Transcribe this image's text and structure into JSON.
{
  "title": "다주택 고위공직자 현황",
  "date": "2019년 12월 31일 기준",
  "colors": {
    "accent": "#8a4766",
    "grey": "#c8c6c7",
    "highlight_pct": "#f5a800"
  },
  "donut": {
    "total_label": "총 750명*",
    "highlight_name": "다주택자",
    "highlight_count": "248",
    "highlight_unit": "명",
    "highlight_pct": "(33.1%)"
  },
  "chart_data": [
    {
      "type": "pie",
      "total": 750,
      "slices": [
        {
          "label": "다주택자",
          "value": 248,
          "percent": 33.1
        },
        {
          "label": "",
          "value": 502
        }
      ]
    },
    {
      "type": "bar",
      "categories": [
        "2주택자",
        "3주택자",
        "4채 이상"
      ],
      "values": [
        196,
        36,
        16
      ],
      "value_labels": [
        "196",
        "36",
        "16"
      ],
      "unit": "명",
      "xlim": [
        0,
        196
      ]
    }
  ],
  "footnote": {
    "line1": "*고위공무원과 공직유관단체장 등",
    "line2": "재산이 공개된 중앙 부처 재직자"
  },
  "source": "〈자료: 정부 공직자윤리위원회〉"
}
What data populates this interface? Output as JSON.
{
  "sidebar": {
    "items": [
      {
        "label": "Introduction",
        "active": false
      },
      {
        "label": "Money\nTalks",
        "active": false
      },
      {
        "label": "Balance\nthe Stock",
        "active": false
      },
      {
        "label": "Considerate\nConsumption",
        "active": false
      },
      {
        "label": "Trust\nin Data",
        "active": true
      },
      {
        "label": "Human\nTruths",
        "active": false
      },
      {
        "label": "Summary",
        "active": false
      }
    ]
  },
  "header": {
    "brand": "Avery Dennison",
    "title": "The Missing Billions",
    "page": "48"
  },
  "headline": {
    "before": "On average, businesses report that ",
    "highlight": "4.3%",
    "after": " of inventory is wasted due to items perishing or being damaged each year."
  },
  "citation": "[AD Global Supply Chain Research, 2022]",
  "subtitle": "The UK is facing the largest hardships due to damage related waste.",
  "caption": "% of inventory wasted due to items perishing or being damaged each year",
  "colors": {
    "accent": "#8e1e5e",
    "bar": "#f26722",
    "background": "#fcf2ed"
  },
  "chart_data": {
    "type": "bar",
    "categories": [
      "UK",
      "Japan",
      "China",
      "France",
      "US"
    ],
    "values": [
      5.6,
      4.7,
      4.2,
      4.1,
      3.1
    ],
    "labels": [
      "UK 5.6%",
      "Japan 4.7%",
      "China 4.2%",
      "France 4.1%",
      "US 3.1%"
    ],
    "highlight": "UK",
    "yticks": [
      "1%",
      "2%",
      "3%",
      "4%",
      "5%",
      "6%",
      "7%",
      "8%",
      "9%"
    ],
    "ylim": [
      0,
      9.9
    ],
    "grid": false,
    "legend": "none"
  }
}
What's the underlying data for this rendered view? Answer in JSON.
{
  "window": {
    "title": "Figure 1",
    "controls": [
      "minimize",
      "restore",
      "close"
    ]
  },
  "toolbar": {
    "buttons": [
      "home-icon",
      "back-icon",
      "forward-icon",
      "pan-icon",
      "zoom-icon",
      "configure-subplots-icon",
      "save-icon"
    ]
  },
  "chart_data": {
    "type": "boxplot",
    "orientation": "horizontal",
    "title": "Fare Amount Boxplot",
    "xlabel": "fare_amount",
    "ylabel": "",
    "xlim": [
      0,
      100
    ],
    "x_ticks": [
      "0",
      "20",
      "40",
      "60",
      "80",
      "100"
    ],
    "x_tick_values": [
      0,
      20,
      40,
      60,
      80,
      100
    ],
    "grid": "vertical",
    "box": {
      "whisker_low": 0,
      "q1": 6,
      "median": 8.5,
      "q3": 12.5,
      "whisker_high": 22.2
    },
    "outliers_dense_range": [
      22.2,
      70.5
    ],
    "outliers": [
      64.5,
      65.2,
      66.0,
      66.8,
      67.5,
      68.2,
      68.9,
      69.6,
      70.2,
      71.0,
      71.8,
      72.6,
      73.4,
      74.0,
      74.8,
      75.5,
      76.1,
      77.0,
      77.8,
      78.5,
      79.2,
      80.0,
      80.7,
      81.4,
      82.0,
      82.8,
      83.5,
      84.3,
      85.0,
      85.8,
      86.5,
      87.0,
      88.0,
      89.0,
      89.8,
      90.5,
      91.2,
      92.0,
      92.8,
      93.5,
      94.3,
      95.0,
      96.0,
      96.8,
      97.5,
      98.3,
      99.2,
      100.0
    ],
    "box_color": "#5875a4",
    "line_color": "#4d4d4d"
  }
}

━━━

_Exercise details_:
Return every line of the preceding records in which the word "inventory" appears.

_Exercise result_:
    "after": " of inventory is wasted due to items perishing or being damaged each year."
  "caption": "% of inventory wasted due to items perishing or being damaged each year",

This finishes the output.